SET TASK: Write out all of the entries that follow, word for word, but skip the pictures.

# Start of MATERIAL FOR THIS TASK

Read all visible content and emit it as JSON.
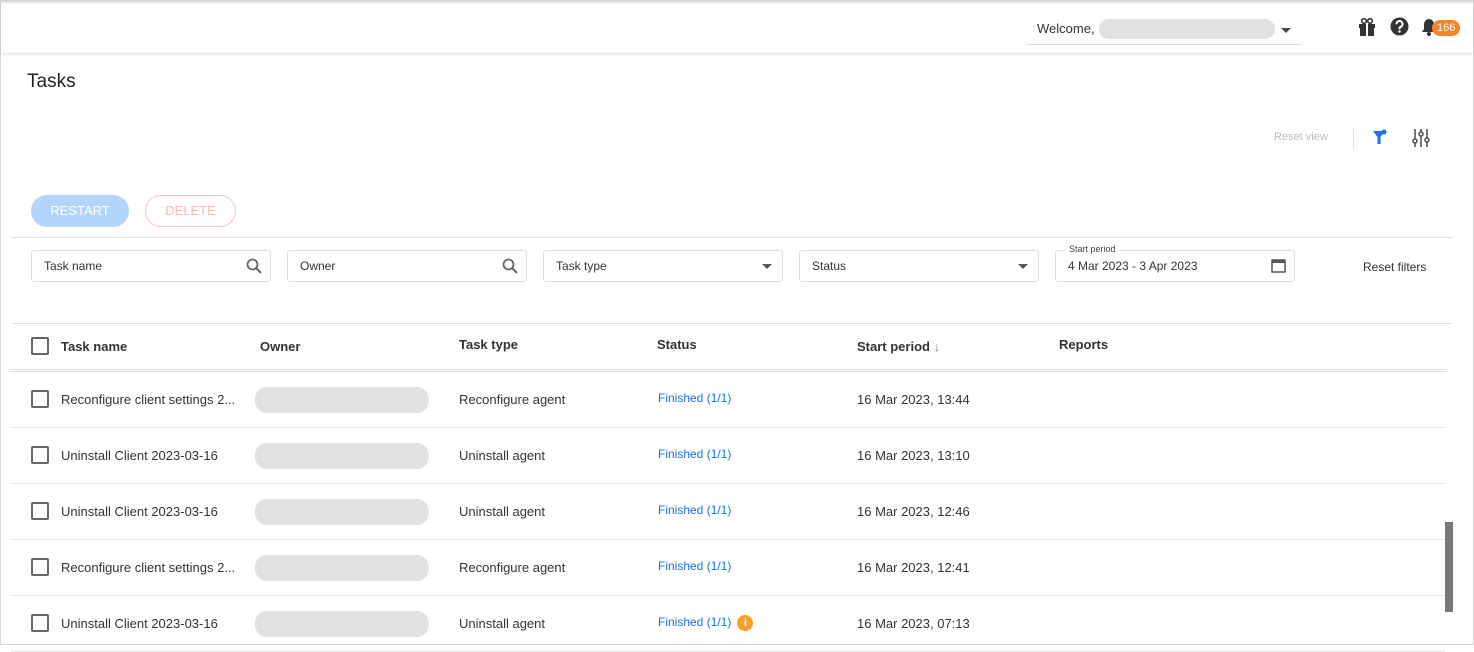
{
  "header": {
    "welcome": "Welcome,",
    "notification_count": "166",
    "icons": [
      "gift-icon",
      "help-icon",
      "bell-icon"
    ]
  },
  "page": {
    "title": "Tasks",
    "reset_view": "Reset view"
  },
  "actions": {
    "restart": "RESTART",
    "delete": "DELETE"
  },
  "filters": {
    "task_name": "Task name",
    "owner": "Owner",
    "task_type": "Task type",
    "status": "Status",
    "start_period_label": "Start period",
    "start_period_value": "4 Mar 2023 - 3 Apr 2023",
    "reset_filters": "Reset filters"
  },
  "table": {
    "columns": [
      "Task name",
      "Owner",
      "Task type",
      "Status",
      "Start period",
      "Reports"
    ],
    "sort_indicator": "↓",
    "rows": [
      {
        "name": "Reconfigure client settings 2...",
        "type": "Reconfigure agent",
        "status": "Finished (1/1)",
        "start": "16 Mar 2023, 13:44",
        "info": false
      },
      {
        "name": "Uninstall Client 2023-03-16",
        "type": "Uninstall agent",
        "status": "Finished (1/1)",
        "start": "16 Mar 2023, 13:10",
        "info": false
      },
      {
        "name": "Uninstall Client 2023-03-16",
        "type": "Uninstall agent",
        "status": "Finished (1/1)",
        "start": "16 Mar 2023, 12:46",
        "info": false
      },
      {
        "name": "Reconfigure client settings 2...",
        "type": "Reconfigure agent",
        "status": "Finished (1/1)",
        "start": "16 Mar 2023, 12:41",
        "info": false
      },
      {
        "name": "Uninstall Client 2023-03-16",
        "type": "Uninstall agent",
        "status": "Finished (1/1)",
        "start": "16 Mar 2023, 07:13",
        "info": true
      }
    ]
  },
  "colors": {
    "accent": "#1a73e8",
    "badge": "#f5842b",
    "info": "#f5a02b"
  }
}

# End of MATERIAL FOR THIS TASK

OUTPUT FOR THIS TASK:
Read all visible content and emit it as JSON.
{
  "header": {
    "welcome": "Welcome,",
    "notification_count": "166",
    "icons": [
      "gift-icon",
      "help-icon",
      "bell-icon"
    ]
  },
  "page": {
    "title": "Tasks",
    "reset_view": "Reset view"
  },
  "actions": {
    "restart": "RESTART",
    "delete": "DELETE"
  },
  "filters": {
    "task_name": "Task name",
    "owner": "Owner",
    "task_type": "Task type",
    "status": "Status",
    "start_period_label": "Start period",
    "start_period_value": "4 Mar 2023 - 3 Apr 2023",
    "reset_filters": "Reset filters"
  },
  "table": {
    "columns": [
      "Task name",
      "Owner",
      "Task type",
      "Status",
      "Start period",
      "Reports"
    ],
    "sort_indicator": "↓",
    "rows": [
      {
        "name": "Reconfigure client settings 2...",
        "type": "Reconfigure agent",
        "status": "Finished (1/1)",
        "start": "16 Mar 2023, 13:44",
        "info": false
      },
      {
        "name": "Uninstall Client 2023-03-16",
        "type": "Uninstall agent",
        "status": "Finished (1/1)",
        "start": "16 Mar 2023, 13:10",
        "info": false
      },
      {
        "name": "Uninstall Client 2023-03-16",
        "type": "Uninstall agent",
        "status": "Finished (1/1)",
        "start": "16 Mar 2023, 12:46",
        "info": false
      },
      {
        "name": "Reconfigure client settings 2...",
        "type": "Reconfigure agent",
        "status": "Finished (1/1)",
        "start": "16 Mar 2023, 12:41",
        "info": false
      },
      {
        "name": "Uninstall Client 2023-03-16",
        "type": "Uninstall agent",
        "status": "Finished (1/1)",
        "start": "16 Mar 2023, 07:13",
        "info": true
      }
    ]
  },
  "colors": {
    "accent": "#1a73e8",
    "badge": "#f5842b",
    "info": "#f5a02b"
  }
}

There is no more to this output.